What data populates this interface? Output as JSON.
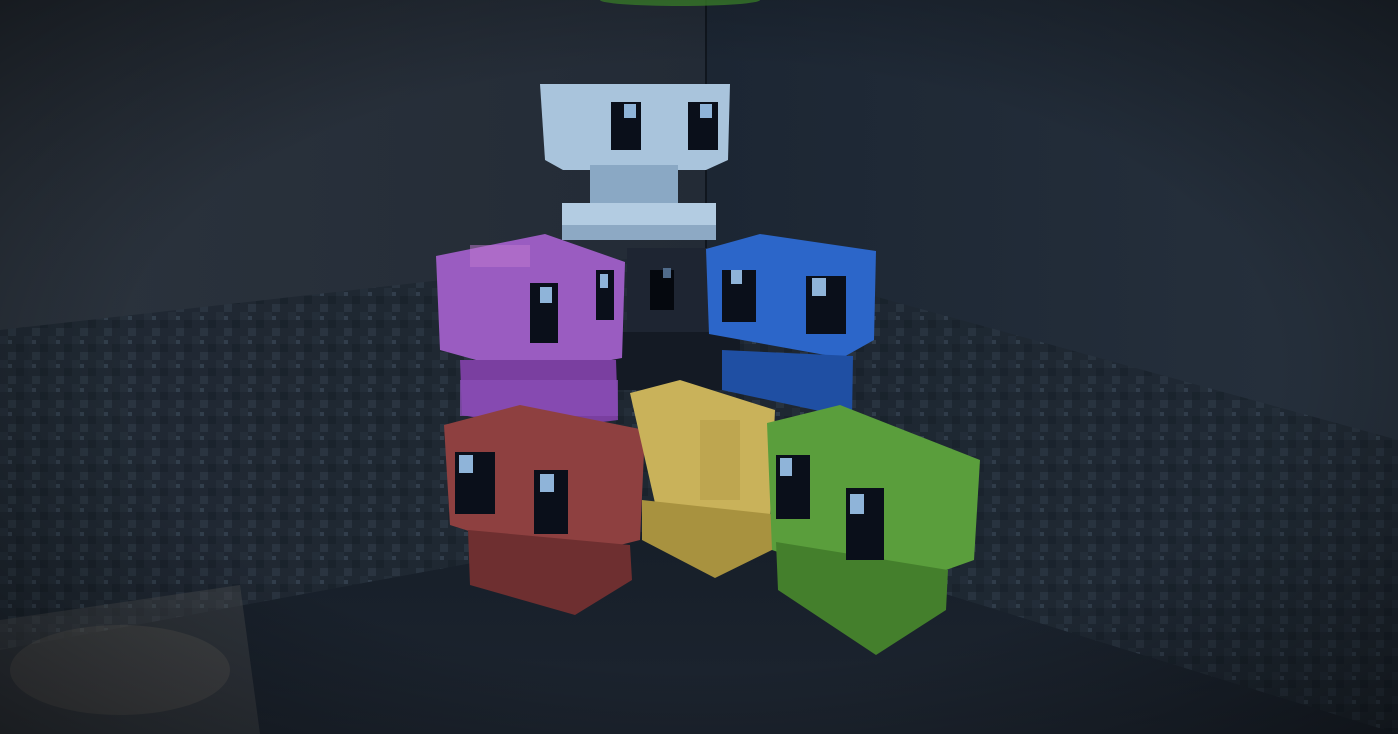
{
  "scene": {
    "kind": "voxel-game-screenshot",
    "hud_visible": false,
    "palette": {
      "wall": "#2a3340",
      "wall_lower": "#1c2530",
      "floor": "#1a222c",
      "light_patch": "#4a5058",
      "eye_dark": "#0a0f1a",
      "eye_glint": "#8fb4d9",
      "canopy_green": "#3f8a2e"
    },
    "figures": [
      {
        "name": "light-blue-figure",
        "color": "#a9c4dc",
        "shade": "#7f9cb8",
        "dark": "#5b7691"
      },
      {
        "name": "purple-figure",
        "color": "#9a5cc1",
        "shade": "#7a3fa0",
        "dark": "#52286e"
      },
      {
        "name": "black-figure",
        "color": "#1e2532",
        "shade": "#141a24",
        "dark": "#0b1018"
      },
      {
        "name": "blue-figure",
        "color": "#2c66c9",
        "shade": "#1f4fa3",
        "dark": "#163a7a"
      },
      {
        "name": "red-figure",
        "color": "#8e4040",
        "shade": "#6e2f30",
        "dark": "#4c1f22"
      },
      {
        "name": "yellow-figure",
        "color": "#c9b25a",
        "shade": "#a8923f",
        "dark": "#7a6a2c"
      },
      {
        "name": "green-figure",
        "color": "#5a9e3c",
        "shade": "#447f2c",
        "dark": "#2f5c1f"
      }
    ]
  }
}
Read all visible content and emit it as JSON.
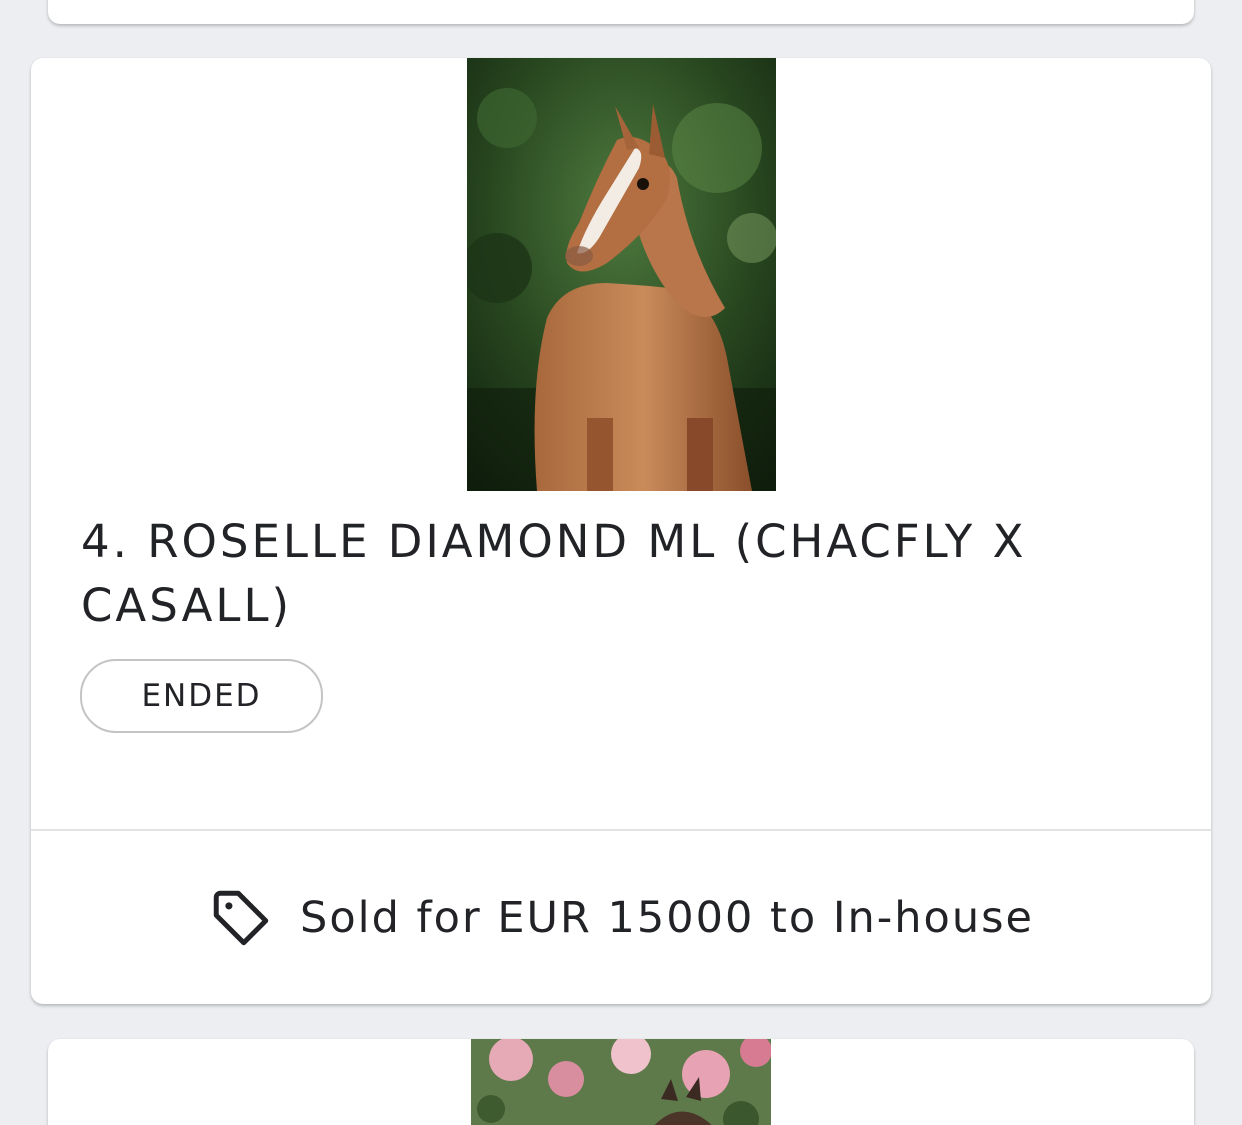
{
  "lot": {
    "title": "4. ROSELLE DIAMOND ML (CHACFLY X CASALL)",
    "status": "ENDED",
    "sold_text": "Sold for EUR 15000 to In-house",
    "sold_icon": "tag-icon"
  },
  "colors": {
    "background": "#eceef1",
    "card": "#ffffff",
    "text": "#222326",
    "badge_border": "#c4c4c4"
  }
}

--

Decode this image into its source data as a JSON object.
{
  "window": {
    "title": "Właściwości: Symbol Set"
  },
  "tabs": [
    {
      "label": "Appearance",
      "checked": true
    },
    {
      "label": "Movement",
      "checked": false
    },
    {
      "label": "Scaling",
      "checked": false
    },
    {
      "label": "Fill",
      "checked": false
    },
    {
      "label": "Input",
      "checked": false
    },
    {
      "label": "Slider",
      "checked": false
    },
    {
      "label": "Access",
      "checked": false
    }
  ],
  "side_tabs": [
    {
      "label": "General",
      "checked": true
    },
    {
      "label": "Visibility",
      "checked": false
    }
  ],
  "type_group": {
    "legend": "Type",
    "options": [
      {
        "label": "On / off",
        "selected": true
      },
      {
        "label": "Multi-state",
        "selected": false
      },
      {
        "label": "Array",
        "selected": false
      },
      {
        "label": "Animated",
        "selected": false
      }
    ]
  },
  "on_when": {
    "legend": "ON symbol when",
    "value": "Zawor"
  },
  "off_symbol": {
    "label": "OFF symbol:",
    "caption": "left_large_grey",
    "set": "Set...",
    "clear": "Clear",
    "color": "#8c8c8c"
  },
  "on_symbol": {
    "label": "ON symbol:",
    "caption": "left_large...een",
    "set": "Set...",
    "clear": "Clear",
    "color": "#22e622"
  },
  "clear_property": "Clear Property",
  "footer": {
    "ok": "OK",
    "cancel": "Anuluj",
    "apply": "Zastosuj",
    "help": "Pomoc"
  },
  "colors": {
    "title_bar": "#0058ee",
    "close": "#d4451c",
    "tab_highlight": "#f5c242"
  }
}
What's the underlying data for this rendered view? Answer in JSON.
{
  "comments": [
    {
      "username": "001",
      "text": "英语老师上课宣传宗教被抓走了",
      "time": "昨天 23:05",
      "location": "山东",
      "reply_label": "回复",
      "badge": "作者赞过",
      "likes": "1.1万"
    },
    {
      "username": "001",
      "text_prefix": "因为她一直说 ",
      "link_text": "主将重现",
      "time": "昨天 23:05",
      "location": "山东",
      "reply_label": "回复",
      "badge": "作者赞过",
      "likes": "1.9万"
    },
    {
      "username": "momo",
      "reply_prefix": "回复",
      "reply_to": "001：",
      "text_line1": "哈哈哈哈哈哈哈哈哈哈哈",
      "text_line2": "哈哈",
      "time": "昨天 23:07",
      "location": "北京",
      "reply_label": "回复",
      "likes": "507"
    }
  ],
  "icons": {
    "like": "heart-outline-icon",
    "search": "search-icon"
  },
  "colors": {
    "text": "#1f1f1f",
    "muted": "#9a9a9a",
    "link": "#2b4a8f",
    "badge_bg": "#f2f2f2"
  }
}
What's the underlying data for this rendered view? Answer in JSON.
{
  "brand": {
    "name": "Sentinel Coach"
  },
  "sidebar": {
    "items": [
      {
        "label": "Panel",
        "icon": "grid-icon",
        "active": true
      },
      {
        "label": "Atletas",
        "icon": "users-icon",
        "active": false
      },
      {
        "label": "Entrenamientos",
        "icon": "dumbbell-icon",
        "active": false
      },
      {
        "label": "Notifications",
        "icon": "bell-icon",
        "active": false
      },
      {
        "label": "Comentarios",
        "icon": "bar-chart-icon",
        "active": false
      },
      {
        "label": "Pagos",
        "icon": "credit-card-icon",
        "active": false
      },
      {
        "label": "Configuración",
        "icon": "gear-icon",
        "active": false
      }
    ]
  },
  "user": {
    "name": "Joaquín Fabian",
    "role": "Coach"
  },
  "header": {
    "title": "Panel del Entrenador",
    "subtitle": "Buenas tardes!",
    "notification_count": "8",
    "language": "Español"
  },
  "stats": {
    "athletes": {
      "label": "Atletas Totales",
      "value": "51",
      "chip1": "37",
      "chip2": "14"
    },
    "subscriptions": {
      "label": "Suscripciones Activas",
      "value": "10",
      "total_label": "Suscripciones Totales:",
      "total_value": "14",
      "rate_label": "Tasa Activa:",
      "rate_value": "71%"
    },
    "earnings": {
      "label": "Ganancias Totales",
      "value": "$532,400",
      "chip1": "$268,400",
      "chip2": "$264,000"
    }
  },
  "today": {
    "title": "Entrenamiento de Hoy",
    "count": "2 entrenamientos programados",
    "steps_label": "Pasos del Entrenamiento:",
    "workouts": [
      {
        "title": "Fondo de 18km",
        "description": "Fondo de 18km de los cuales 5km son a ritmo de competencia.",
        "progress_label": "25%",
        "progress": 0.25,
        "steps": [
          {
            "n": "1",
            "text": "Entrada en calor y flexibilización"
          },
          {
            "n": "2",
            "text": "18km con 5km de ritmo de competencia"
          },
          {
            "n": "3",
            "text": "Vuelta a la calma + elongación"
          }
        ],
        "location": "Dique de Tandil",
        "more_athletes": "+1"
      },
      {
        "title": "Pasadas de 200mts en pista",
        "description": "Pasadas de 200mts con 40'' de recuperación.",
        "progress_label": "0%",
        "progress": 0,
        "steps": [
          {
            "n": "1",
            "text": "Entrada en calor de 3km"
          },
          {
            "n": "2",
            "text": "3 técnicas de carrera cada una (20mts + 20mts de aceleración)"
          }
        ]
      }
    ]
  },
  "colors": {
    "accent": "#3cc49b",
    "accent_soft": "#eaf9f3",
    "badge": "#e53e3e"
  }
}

--

Looking at the records above, work out how many lines include the word "description", then give that number by itself.

Exercise output: 2